__RECORDS SHOWN__
———
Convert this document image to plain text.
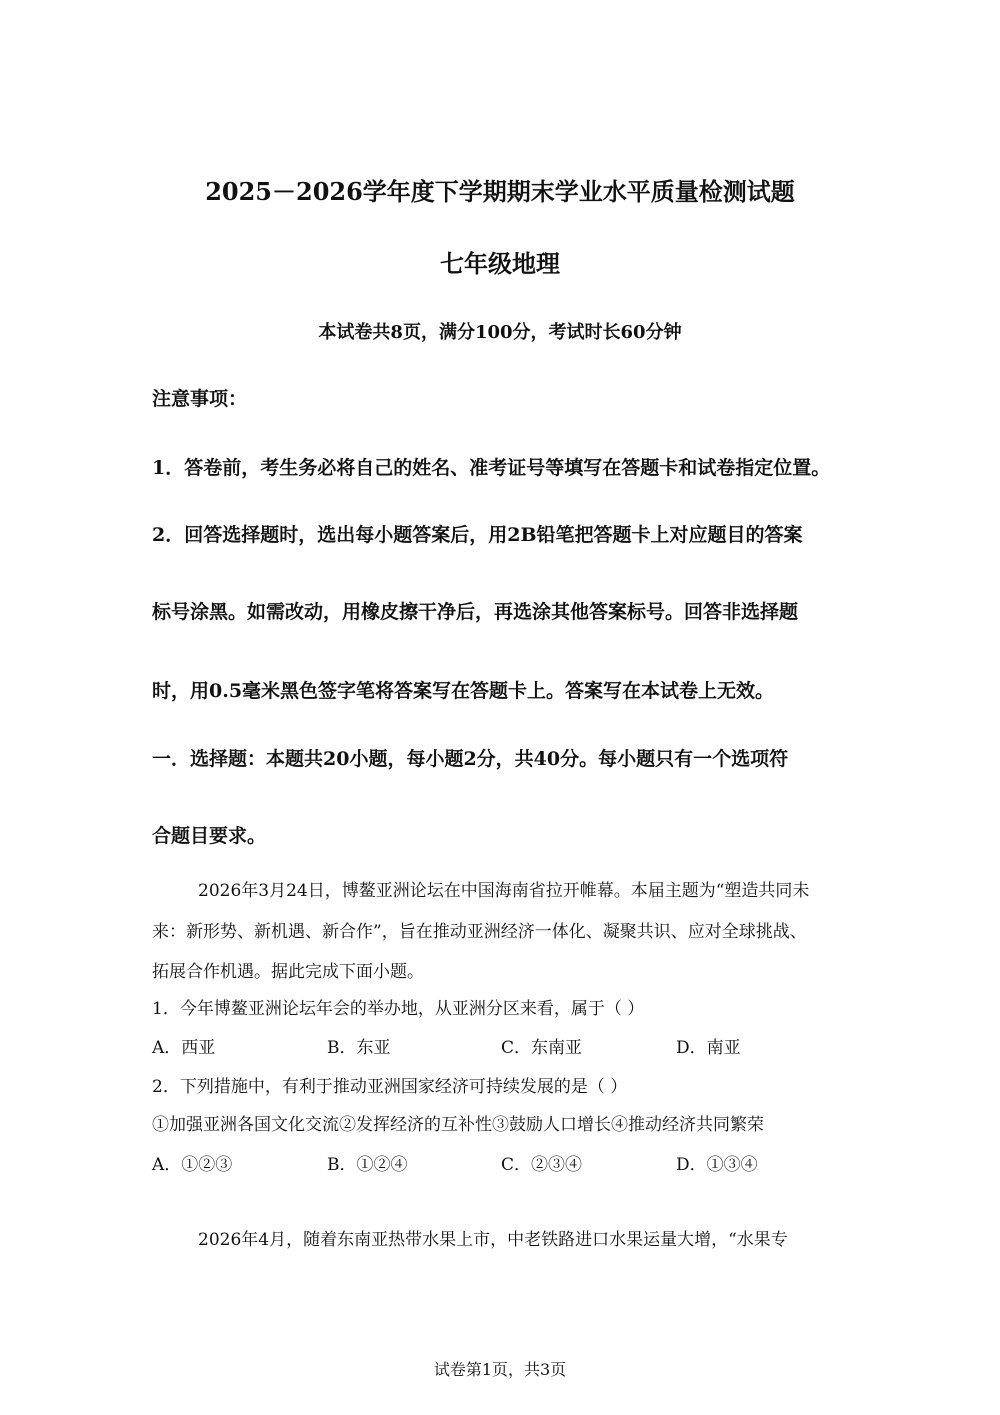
2025－2026学年度下学期期末学业水平质量检测试题
七年级地理
本试卷共8页，满分100分，考试时长60分钟
注意事项：
1．答卷前，考生务必将自己的姓名、准考证号等填写在答题卡和试卷指定位置。
2．回答选择题时，选出每小题答案后，用2B铅笔把答题卡上对应题目的答案
标号涂黑。如需改动，用橡皮擦干净后，再选涂其他答案标号。回答非选择题
时，用0.5毫米黑色签字笔将答案写在答题卡上。答案写在本试卷上无效。
一．选择题：本题共20小题，每小题2分，共40分。每小题只有一个选项符
合题目要求。
2026年3月24日，博鳌亚洲论坛在中国海南省拉开帷幕。本届主题为“塑造共同未
来：新形势、新机遇、新合作”，旨在推动亚洲经济一体化、凝聚共识、应对全球挑战、
拓展合作机遇。据此完成下面小题。
1．今年博鳌亚洲论坛年会的举办地，从亚洲分区来看，属于（ ）
A．西亚	B．东亚	C．东南亚	D．南亚
2．下列措施中，有利于推动亚洲国家经济可持续发展的是（ ）
①加强亚洲各国文化交流②发挥经济的互补性③鼓励人口增长④推动经济共同繁荣
A．①②③	B．①②④	C．②③④	D．①③④
2026年4月，随着东南亚热带水果上市，中老铁路进口水果运量大增，“水果专
试卷第1页，共3页
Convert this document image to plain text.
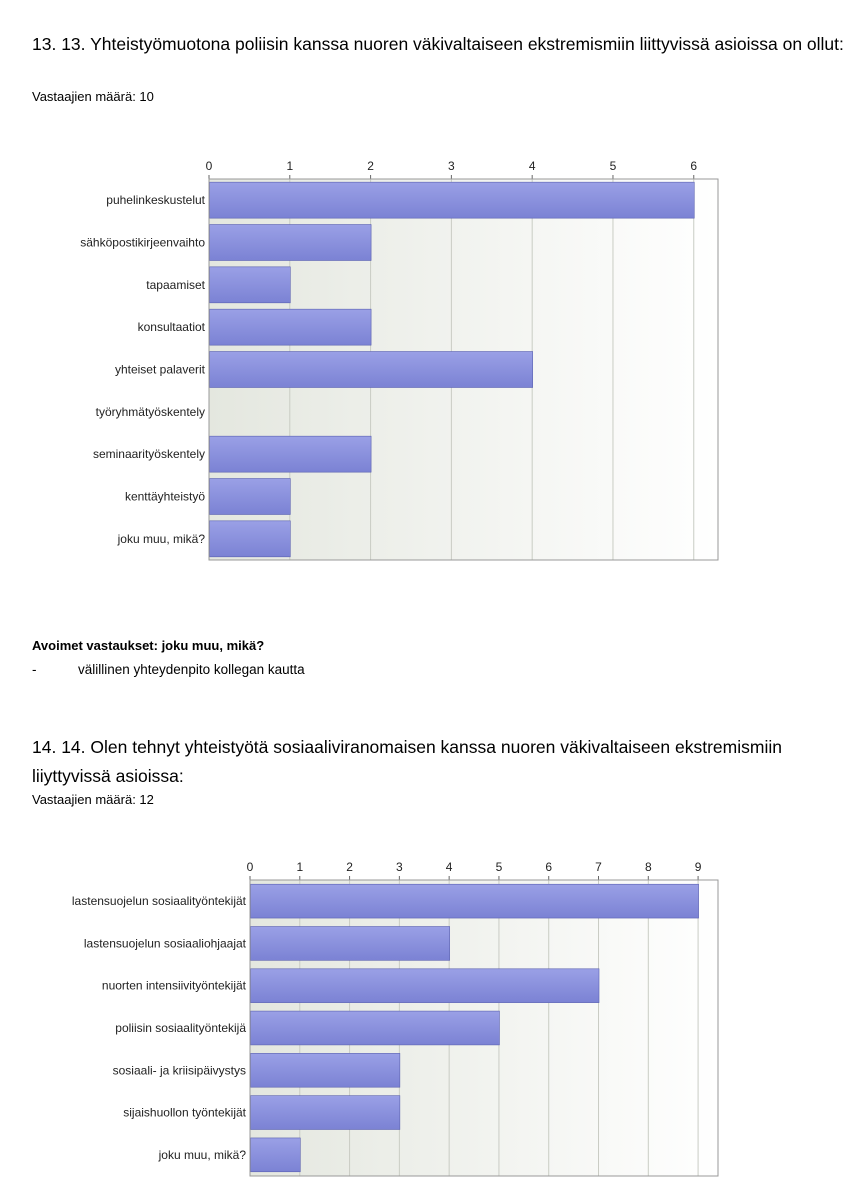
13. 13. Yhteistyömuotona poliisin kanssa nuoren väkivaltaiseen ekstremismiin liittyvissä asioissa on ollut:
Vastaajien määrä: 10
0	1	2	3	4	5	6
puhelinkeskustelut
sähköpostikirjeenvaihto
tapaamiset
konsultaatiot
yhteiset palaverit
työryhmätyöskentely
seminaarityöskentely
kenttäyhteistyö
joku muu, mikä?
Avoimet vastaukset: joku muu, mikä?
-	välillinen yhteydenpito kollegan kautta
14. 14. Olen tehnyt yhteistyötä sosiaaliviranomaisen kanssa nuoren väkivaltaiseen ekstremismiin liiyttyvissä asioissa:
Vastaajien määrä: 12
0	1	2	3	4	5	6	7	8	9
lastensuojelun sosiaalityöntekijät
lastensuojelun sosiaaliohjaajat
nuorten intensiivityöntekijät
poliisin sosiaalityöntekijä
sosiaali- ja kriisipäivystys
sijaishuollon työntekijät
joku muu, mikä?
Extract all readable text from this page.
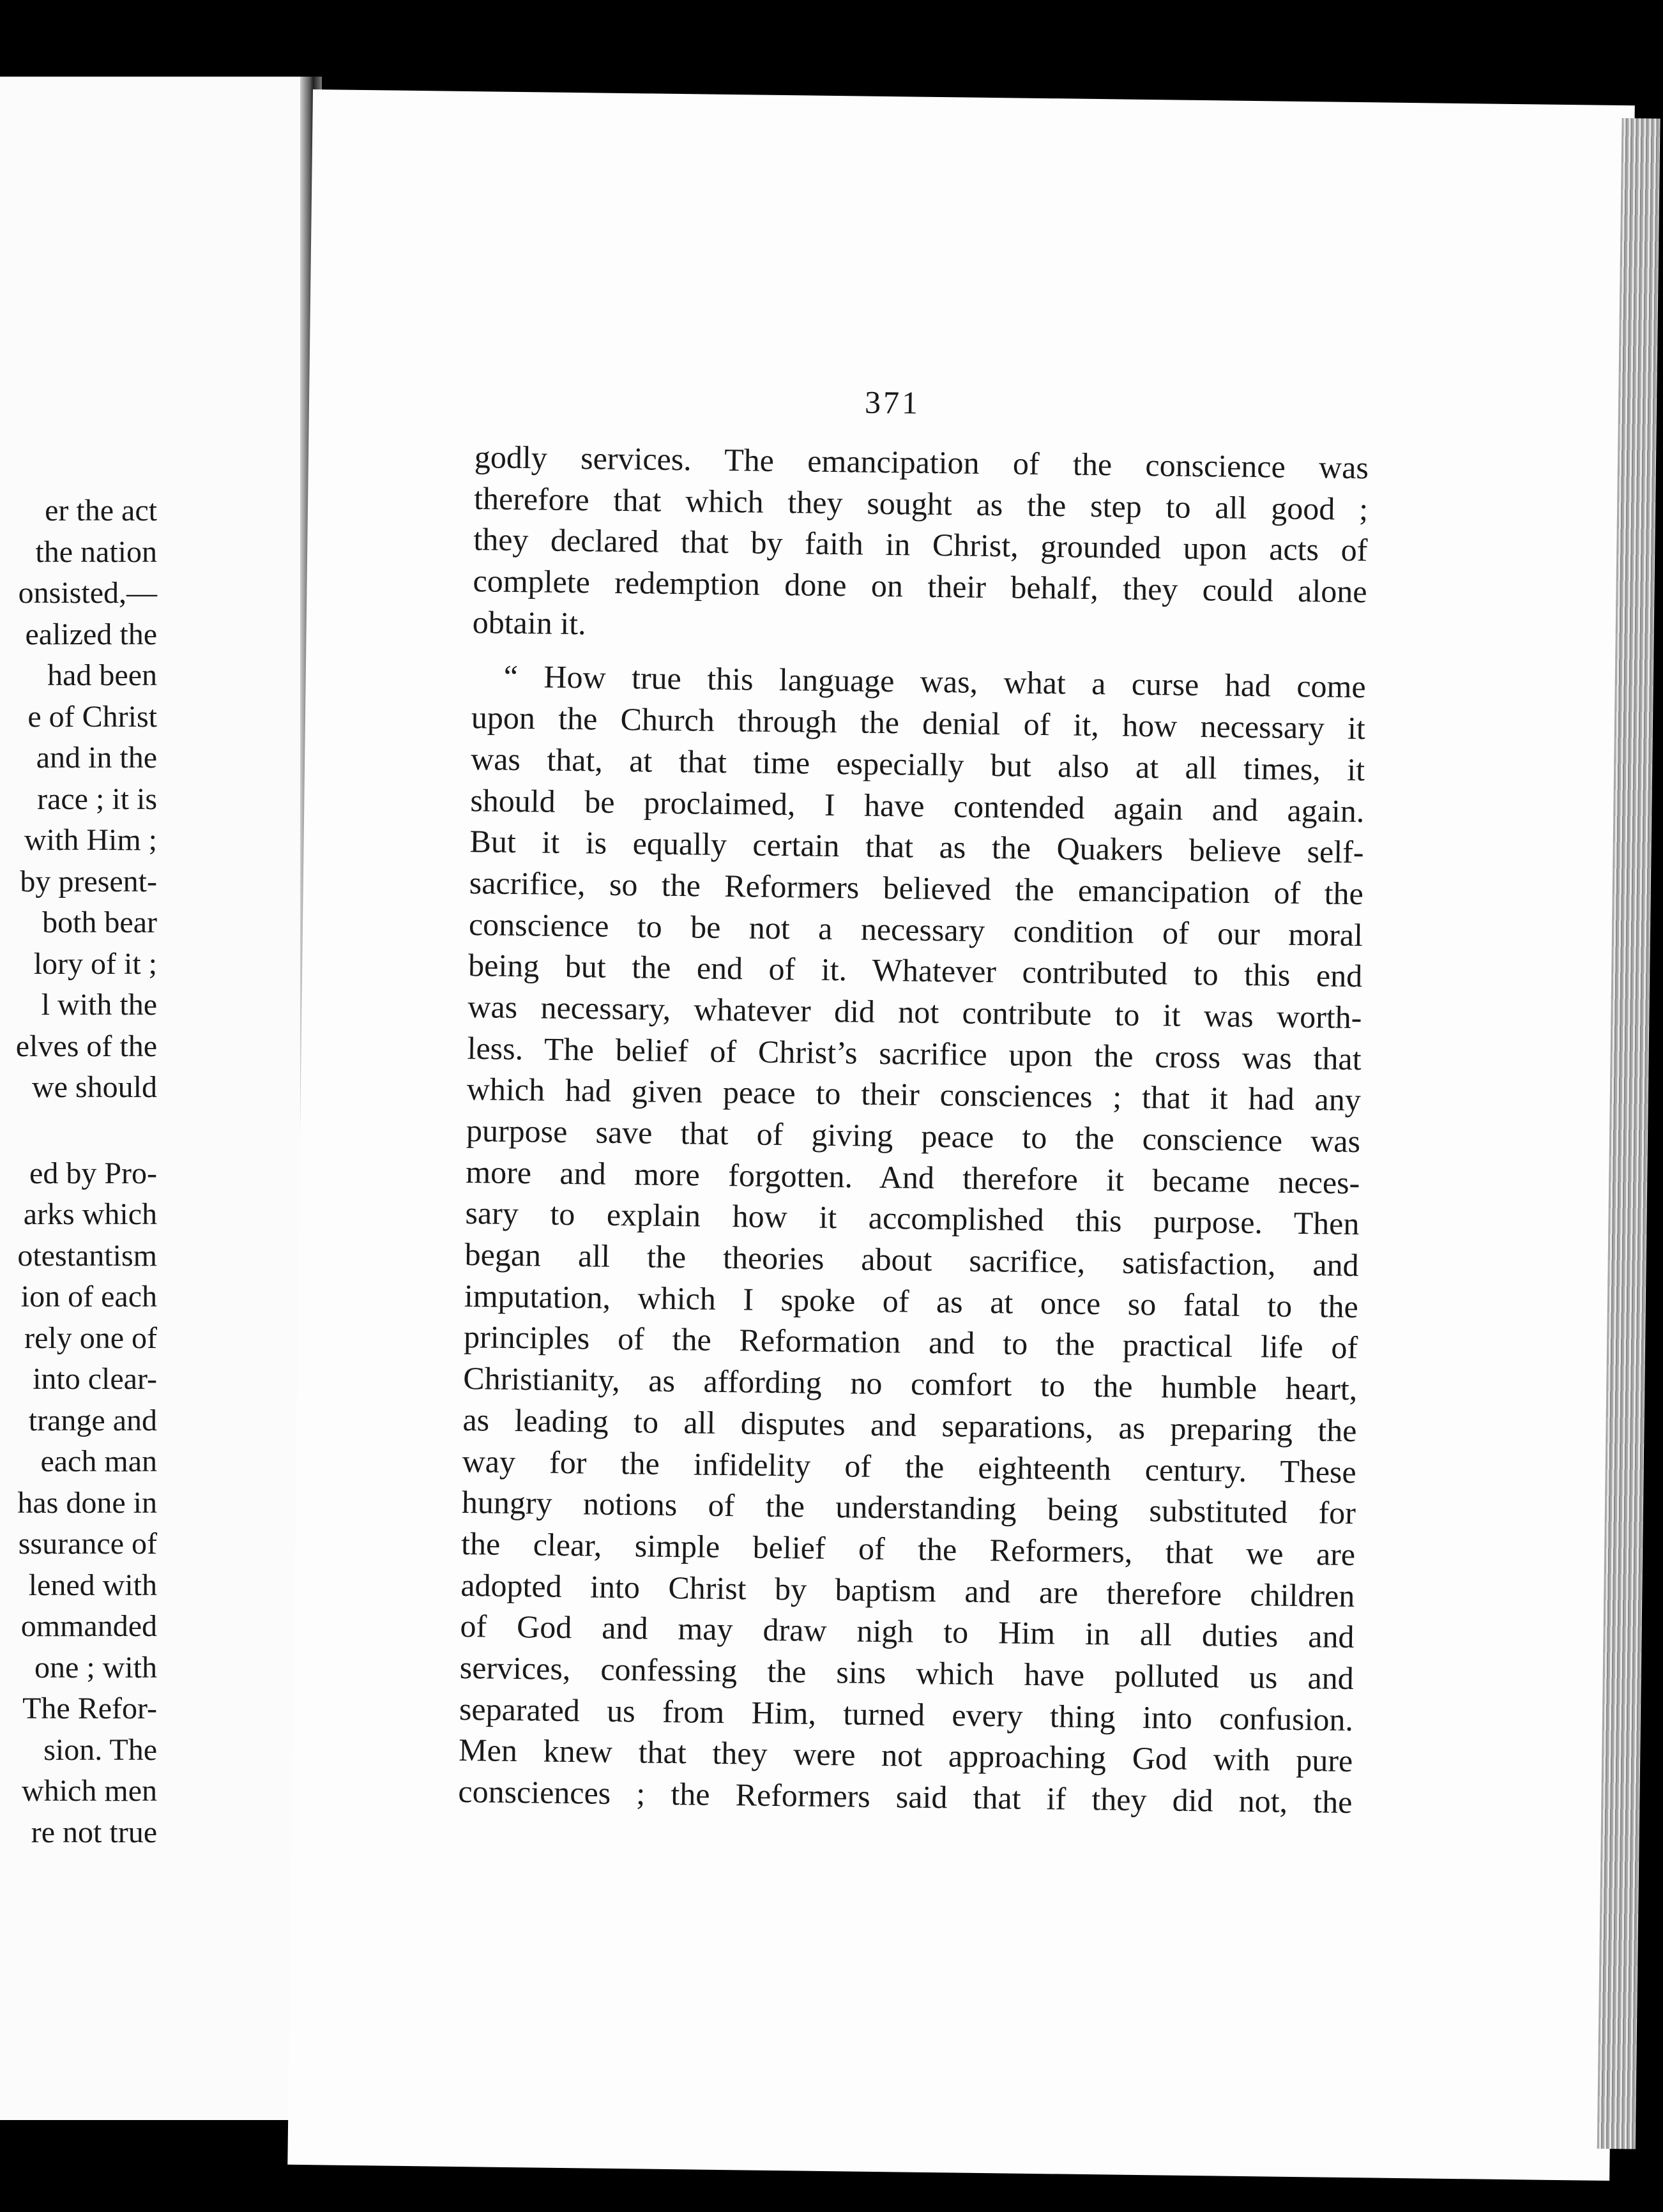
er the act
the nation
onsisted,—
ealized the
had been
e of Christ
and in the
race ; it is
with Him ;
by present-
both bear
lory of it ;
l with the
elves of the
we should
ed by Pro-
arks which
otestantism
ion of each
rely one of
into clear-
trange and
each man
has done in
ssurance of
lened with
ommanded
one ; with
The Refor-
sion. The
which men
re not true
371
godly services. The emancipation of the conscience was
therefore that which they sought as the step to all good ;
they declared that by faith in Christ, grounded upon acts of
complete redemption done on their behalf, they could alone
obtain it.
“ How true this language was, what a curse had come
upon the Church through the denial of it, how necessary it
was that, at that time especially but also at all times, it
should be proclaimed, I have contended again and again.
But it is equally certain that as the Quakers believe self-
sacrifice, so the Reformers believed the emancipation of the
conscience to be not a necessary condition of our moral
being but the end of it. Whatever contributed to this end
was necessary, whatever did not contribute to it was worth-
less. The belief of Christ’s sacrifice upon the cross was that
which had given peace to their consciences ; that it had any
purpose save that of giving peace to the conscience was
more and more forgotten. And therefore it became neces-
sary to explain how it accomplished this purpose. Then
began all the theories about sacrifice, satisfaction, and
imputation, which I spoke of as at once so fatal to the
principles of the Reformation and to the practical life of
Christianity, as affording no comfort to the humble heart,
as leading to all disputes and separations, as preparing the
way for the infidelity of the eighteenth century. These
hungry notions of the understanding being substituted for
the clear, simple belief of the Reformers, that we are
adopted into Christ by baptism and are therefore children
of God and may draw nigh to Him in all duties and
services, confessing the sins which have polluted us and
separated us from Him, turned every thing into confusion.
Men knew that they were not approaching God with pure
consciences ; the Reformers said that if they did not, the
———
__YOUR INSTRUCTIONS__
Look over the listing above. Pick out and copy every line that includes "peace".

__WRITTEN SOLUTION__
which had given peace to their consciences ; that it had any
purpose save that of giving peace to the conscience was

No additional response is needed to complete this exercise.